GOAL OF THE EXERCISE → Can you transcribe every record below exactly as it appears?

Items from a data source:
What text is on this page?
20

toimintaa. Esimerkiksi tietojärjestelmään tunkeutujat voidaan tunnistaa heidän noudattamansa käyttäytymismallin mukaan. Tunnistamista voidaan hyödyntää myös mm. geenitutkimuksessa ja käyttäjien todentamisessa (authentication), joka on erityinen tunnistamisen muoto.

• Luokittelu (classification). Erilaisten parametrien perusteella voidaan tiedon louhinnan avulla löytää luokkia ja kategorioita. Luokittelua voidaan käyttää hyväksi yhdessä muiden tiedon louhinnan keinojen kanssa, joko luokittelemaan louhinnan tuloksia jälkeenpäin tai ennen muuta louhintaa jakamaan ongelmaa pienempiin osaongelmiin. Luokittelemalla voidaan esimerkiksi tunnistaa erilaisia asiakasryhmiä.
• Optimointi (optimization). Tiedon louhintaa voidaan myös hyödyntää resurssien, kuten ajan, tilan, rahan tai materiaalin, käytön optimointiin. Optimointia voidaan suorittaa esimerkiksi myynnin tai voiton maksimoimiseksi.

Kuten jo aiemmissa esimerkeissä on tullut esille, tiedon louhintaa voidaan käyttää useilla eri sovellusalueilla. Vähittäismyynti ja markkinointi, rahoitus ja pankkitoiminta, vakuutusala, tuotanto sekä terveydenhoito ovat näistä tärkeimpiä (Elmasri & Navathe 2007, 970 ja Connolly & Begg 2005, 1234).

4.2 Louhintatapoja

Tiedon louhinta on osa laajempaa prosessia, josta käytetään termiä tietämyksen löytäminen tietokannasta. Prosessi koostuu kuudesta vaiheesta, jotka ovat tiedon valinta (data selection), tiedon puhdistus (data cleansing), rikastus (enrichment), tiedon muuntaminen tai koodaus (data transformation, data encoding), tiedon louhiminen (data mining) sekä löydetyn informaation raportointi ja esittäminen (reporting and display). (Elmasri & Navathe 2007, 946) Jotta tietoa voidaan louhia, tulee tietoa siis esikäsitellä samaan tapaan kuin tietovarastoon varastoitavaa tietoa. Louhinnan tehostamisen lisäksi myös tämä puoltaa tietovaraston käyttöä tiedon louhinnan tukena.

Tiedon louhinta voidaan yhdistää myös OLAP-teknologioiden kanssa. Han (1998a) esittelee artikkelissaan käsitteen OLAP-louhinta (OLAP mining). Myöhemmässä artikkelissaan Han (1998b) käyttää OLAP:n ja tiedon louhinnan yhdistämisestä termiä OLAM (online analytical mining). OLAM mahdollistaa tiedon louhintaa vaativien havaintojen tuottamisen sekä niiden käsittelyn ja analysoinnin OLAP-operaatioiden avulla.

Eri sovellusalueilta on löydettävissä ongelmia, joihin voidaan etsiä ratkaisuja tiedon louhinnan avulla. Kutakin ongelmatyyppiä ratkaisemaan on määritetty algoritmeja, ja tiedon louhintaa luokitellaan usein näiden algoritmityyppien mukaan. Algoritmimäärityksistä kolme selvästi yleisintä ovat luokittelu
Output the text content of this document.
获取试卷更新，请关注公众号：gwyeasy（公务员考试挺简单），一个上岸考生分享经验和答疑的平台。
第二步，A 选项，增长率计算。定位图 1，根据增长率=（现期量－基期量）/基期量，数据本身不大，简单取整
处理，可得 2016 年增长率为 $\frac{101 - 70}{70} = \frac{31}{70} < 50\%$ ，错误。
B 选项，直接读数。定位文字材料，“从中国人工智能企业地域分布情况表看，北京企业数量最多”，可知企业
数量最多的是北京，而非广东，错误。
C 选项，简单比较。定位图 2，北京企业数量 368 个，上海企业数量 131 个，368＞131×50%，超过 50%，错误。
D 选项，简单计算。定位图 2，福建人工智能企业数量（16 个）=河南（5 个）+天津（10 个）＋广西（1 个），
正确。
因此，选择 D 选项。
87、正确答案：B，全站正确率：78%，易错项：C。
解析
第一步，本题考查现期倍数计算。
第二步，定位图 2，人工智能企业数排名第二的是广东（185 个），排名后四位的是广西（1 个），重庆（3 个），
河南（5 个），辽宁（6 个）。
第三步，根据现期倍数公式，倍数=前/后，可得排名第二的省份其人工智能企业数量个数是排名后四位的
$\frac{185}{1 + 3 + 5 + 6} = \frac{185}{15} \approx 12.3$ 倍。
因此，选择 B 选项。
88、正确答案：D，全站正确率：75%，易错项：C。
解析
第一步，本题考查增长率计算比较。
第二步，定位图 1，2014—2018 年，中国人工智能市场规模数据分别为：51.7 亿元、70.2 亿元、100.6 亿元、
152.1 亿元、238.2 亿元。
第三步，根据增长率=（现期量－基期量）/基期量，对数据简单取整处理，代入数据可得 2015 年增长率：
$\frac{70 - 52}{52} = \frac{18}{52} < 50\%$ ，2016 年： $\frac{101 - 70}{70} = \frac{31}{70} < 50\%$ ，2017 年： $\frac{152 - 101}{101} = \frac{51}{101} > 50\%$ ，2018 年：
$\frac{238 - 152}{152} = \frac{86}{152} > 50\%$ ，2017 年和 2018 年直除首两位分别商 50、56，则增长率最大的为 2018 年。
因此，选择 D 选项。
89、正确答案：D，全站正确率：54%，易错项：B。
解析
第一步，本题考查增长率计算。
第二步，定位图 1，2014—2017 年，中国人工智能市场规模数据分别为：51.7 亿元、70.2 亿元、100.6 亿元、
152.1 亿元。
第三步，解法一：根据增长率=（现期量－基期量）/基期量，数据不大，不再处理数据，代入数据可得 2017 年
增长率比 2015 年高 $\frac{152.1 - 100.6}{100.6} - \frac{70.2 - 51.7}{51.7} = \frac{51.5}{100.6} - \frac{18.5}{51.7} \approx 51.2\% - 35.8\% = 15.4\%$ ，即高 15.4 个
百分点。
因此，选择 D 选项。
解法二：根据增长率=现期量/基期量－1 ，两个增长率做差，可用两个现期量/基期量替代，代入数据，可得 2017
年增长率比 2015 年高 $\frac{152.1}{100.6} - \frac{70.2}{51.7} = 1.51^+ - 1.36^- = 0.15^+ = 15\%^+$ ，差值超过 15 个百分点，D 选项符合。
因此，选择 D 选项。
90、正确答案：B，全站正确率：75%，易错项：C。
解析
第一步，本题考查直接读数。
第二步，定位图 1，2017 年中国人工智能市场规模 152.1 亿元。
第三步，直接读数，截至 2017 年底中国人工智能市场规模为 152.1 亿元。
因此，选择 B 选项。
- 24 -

ANSWER TO THE PROBLEM →
What text is on this page?
20

toimintaa. Esimerkiksi tietojärjestelmään tunkeutujat voidaan tunnistaa heidän noudattamansa käyttäytymismallin mukaan. Tunnistamista voidaan hyödyntää myös mm. geenitutkimuksessa ja käyttäjien todentamisessa (authentication), joka on erityinen tunnistamisen muoto.

• Luokittelu (classification). Erilaisten parametrien perusteella voidaan tiedon louhinnan avulla löytää luokkia ja kategorioita. Luokittelua voidaan käyttää hyväksi yhdessä muiden tiedon louhinnan keinojen kanssa, joko luokittelemaan louhinnan tuloksia jälkeenpäin tai ennen muuta louhintaa jakamaan ongelmaa pienempiin osaongelmiin. Luokittelemalla voidaan esimerkiksi tunnistaa erilaisia asiakasryhmiä.
• Optimointi (optimization). Tiedon louhintaa voidaan myös hyödyntää resurssien, kuten ajan, tilan, rahan tai materiaalin, käytön optimointiin. Optimointia voidaan suorittaa esimerkiksi myynnin tai voiton maksimoimiseksi.

Kuten jo aiemmissa esimerkeissä on tullut esille, tiedon louhintaa voidaan käyttää useilla eri sovellusalueilla. Vähittäismyynti ja markkinointi, rahoitus ja pankkitoiminta, vakuutusala, tuotanto sekä terveydenhoito ovat näistä tärkeimpiä (Elmasri & Navathe 2007, 970 ja Connolly & Begg 2005, 1234).

4.2 Louhintatapoja

Tiedon louhinta on osa laajempaa prosessia, josta käytetään termiä tietämyksen löytäminen tietokannasta. Prosessi koostuu kuudesta vaiheesta, jotka ovat tiedon valinta (data selection), tiedon puhdistus (data cleansing), rikastus (enrichment), tiedon muuntaminen tai koodaus (data transformation, data encoding), tiedon louhiminen (data mining) sekä löydetyn informaation raportointi ja esittäminen (reporting and display). (Elmasri & Navathe 2007, 946) Jotta tietoa voidaan louhia, tulee tietoa siis esikäsitellä samaan tapaan kuin tietovarastoon varastoitavaa tietoa. Louhinnan tehostamisen lisäksi myös tämä puoltaa tietovaraston käyttöä tiedon louhinnan tukena.

Tiedon louhinta voidaan yhdistää myös OLAP-teknologioiden kanssa. Han (1998a) esittelee artikkelissaan käsitteen OLAP-louhinta (OLAP mining). Myöhemmässä artikkelissaan Han (1998b) käyttää OLAP:n ja tiedon louhinnan yhdistämisestä termiä OLAM (online analytical mining). OLAM mahdollistaa tiedon louhintaa vaativien havaintojen tuottamisen sekä niiden käsittelyn ja analysoinnin OLAP-operaatioiden avulla.

Eri sovellusalueilta on löydettävissä ongelmia, joihin voidaan etsiä ratkaisuja tiedon louhinnan avulla. Kutakin ongelmatyyppiä ratkaisemaan on määritetty algoritmeja, ja tiedon louhintaa luokitellaan usein näiden algoritmityyppien mukaan. Algoritmimäärityksistä kolme selvästi yleisintä ovat luokittelu
Output the text content of this document.
获取试卷更新，请关注公众号：gwyeasy（公务员考试挺简单），一个上岸考生分享经验和答疑的平台。
第二步，A 选项，增长率计算。定位图 1，根据增长率=（现期量－基期量）/基期量，数据本身不大，简单取整
处理，可得 2016 年增长率为 $\frac{101 - 70}{70} = \frac{31}{70} < 50\%$ ，错误。
B 选项，直接读数。定位文字材料，“从中国人工智能企业地域分布情况表看，北京企业数量最多”，可知企业
数量最多的是北京，而非广东，错误。
C 选项，简单比较。定位图 2，北京企业数量 368 个，上海企业数量 131 个，368＞131×50%，超过 50%，错误。
D 选项，简单计算。定位图 2，福建人工智能企业数量（16 个）=河南（5 个）+天津（10 个）＋广西（1 个），
正确。
因此，选择 D 选项。
87、正确答案：B，全站正确率：78%，易错项：C。
解析
第一步，本题考查现期倍数计算。
第二步，定位图 2，人工智能企业数排名第二的是广东（185 个），排名后四位的是广西（1 个），重庆（3 个），
河南（5 个），辽宁（6 个）。
第三步，根据现期倍数公式，倍数=前/后，可得排名第二的省份其人工智能企业数量个数是排名后四位的
$\frac{185}{1 + 3 + 5 + 6} = \frac{185}{15} \approx 12.3$ 倍。
因此，选择 B 选项。
88、正确答案：D，全站正确率：75%，易错项：C。
解析
第一步，本题考查增长率计算比较。
第二步，定位图 1，2014—2018 年，中国人工智能市场规模数据分别为：51.7 亿元、70.2 亿元、100.6 亿元、
152.1 亿元、238.2 亿元。
第三步，根据增长率=（现期量－基期量）/基期量，对数据简单取整处理，代入数据可得 2015 年增长率：
$\frac{70 - 52}{52} = \frac{18}{52} < 50\%$ ，2016 年： $\frac{101 - 70}{70} = \frac{31}{70} < 50\%$ ，2017 年： $\frac{152 - 101}{101} = \frac{51}{101} > 50\%$ ，2018 年：
$\frac{238 - 152}{152} = \frac{86}{152} > 50\%$ ，2017 年和 2018 年直除首两位分别商 50、56，则增长率最大的为 2018 年。
因此，选择 D 选项。
89、正确答案：D，全站正确率：54%，易错项：B。
解析
第一步，本题考查增长率计算。
第二步，定位图 1，2014—2017 年，中国人工智能市场规模数据分别为：51.7 亿元、70.2 亿元、100.6 亿元、
152.1 亿元。
第三步，解法一：根据增长率=（现期量－基期量）/基期量，数据不大，不再处理数据，代入数据可得 2017 年
增长率比 2015 年高 $\frac{152.1 - 100.6}{100.6} - \frac{70.2 - 51.7}{51.7} = \frac{51.5}{100.6} - \frac{18.5}{51.7} \approx 51.2\% - 35.8\% = 15.4\%$ ，即高 15.4 个
百分点。
因此，选择 D 选项。
解法二：根据增长率=现期量/基期量－1 ，两个增长率做差，可用两个现期量/基期量替代，代入数据，可得 2017
年增长率比 2015 年高 $\frac{152.1}{100.6} - \frac{70.2}{51.7} = 1.51^+ - 1.36^- = 0.15^+ = 15\%^+$ ，差值超过 15 个百分点，D 选项符合。
因此，选择 D 选项。
90、正确答案：B，全站正确率：75%，易错项：C。
解析
第一步，本题考查直接读数。
第二步，定位图 1，2017 年中国人工智能市场规模 152.1 亿元。
第三步，直接读数，截至 2017 年底中国人工智能市场规模为 152.1 亿元。
因此，选择 B 选项。
- 24 -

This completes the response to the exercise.